◆ **TASK**:
In the records below, work out how many lines hold the word "this". Report the number alone.

Extracted records
↓

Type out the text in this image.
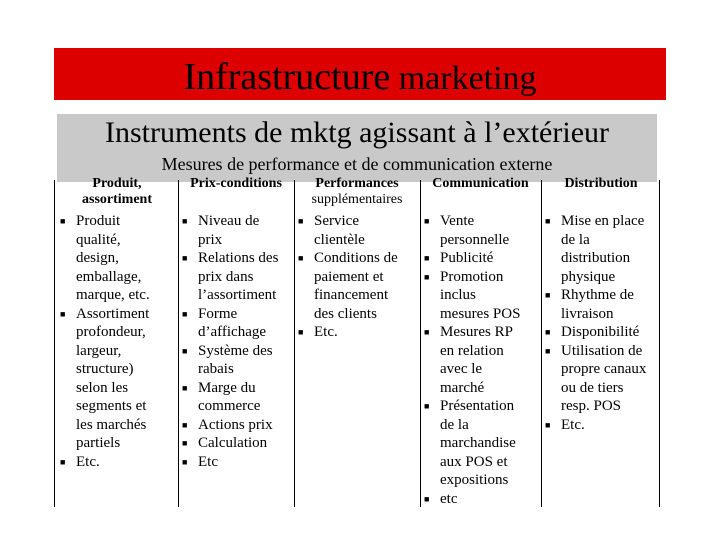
Infrastructure marketing
Instruments de mktg agissant à l’extérieur
Mesures de performance et de communication externe
Produit,
assortiment
■ Produit
qualité,
design,
emballage,
marque, etc.
■ Assortiment
profondeur,
largeur,
structure)
selon les
segments et
les marchés
partiels
■ Etc.
Prix-conditions
■ Niveau de
prix
■ Relations des
prix dans
l’assortiment
■ Forme
d’affichage
■ Système des
rabais
■ Marge du
commerce
■ Actions prix
■ Calculation
■ Etc
Performances
supplémentaires
■ Service
clientèle
■ Conditions de
paiement et
financement
des clients
■ Etc.
Communication
■ Vente
personnelle
■ Publicité
■ Promotion
inclus
mesures POS
■ Mesures RP
en relation
avec le
marché
■ Présentation
de la
marchandise
aux POS et
expositions
■ etc
Distribution
■ Mise en place
de la
distribution
physique
■ Rhythme de
livraison
■ Disponibilité
■ Utilisation de
propre canaux
ou de tiers
resp. POS
■ Etc.
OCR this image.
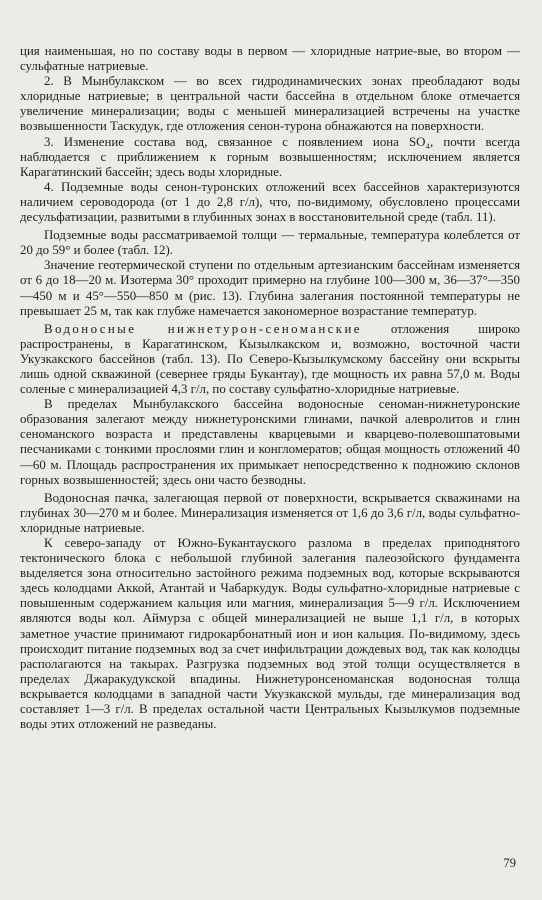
ция наименьшая, но по составу воды в первом — хлоридные натрие-вые, во втором — сульфатные натриевые.

2. В Мынбулакском — во всех гидродинамических зонах преобладают воды хлоридные натриевые; в центральной части бассейна в отдельном блоке отмечается увеличение минерализации; воды с меньшей минерализацией встречены на участке возвышенности Таскудук, где отложения сенон-турона обнажаются на поверхности.

3. Изменение состава вод, связанное с появлением иона SO₄, почти всегда наблюдается с приближением к горным возвышенностям; исключением является Карагатинский бассейн; здесь воды хлоридные.

4. Подземные воды сенон-туронских отложений всех бассейнов характеризуются наличием сероводорода (от 1 до 2,8 г/л), что, по-видимому, обусловлено процессами десульфатизации, развитыми в глубинных зонах в восстановительной среде (табл. 11).

Подземные воды рассматриваемой толщи — термальные, температура колеблется от 20 до 59° и более (табл. 12).

Значение геотермической ступени по отдельным артезианским бассейнам изменяется от 6 до 18—20 м. Изотерма 30° проходит примерно на глубине 100—300 м, 36—37°—350—450 м и 45°—550—850 м (рис. 13). Глубина залегания постоянной температуры не превышает 25 м, так как глубже намечается закономерное возрастание температур.

Водоносные нижнетурон-сеноманские отложения широко распространены, в Карагатинском, Кызылкакском и, возможно, восточной части Укузкакского бассейнов (табл. 13). По Северо-Кызылкумскому бассейну они вскрыты лишь одной скважиной (севернее гряды Букантау), где мощность их равна 57,0 м. Воды соленые с минерализацией 4,3 г/л, по составу сульфатно-хлоридные натриевые.

В пределах Мынбулакского бассейна водоносные сеноман-нижнетуронские образования залегают между нижнетуронскими глинами, пачкой алевролитов и глин сеноманского возраста и представлены кварцевыми и кварцево-полевошпатовыми песчаниками с тонкими прослоями глин и конгломератов; общая мощность отложений 40—60 м. Площадь распространения их примыкает непосредственно к подножию склонов горных возвышенностей; здесь они часто безводны.

Водоносная пачка, залегающая первой от поверхности, вскрывается скважинами на глубинах 30—270 м и более. Минерализация изменяется от 1,6 до 3,6 г/л, воды сульфатно-хлоридные натриевые.

К северо-западу от Южно-Букантауского разлома в пределах приподнятого тектонического блока с небольшой глубиной залегания палеозойского фундамента выделяется зона относительно застойного режима подземных вод, которые вскрываются здесь колодцами Аккой, Атантай и Чабаркудук. Воды сульфатно-хлоридные натриевые с повышенным содержанием кальция или магния, минерализация 5—9 г/л. Исключением являются воды кол. Аймурза с общей минерализацией не выше 1,1 г/л, в которых заметное участие принимают гидрокарбонатный ион и ион кальция. По-видимому, здесь происходит питание подземных вод за счет инфильтрации дождевых вод, так как колодцы располагаются на такырах. Разгрузка подземных вод этой толщи осуществляется в пределах Джаракудукской впадины. Нижнетуронсеноманская водоносная толща вскрывается колодцами в западной части Укузкакской мульды, где минерализация вод составляет 1—3 г/л. В пределах остальной части Центральных Кызылкумов подземные воды этих отложений не разведаны.

79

↑

◆ **IN RESPONSE**:
2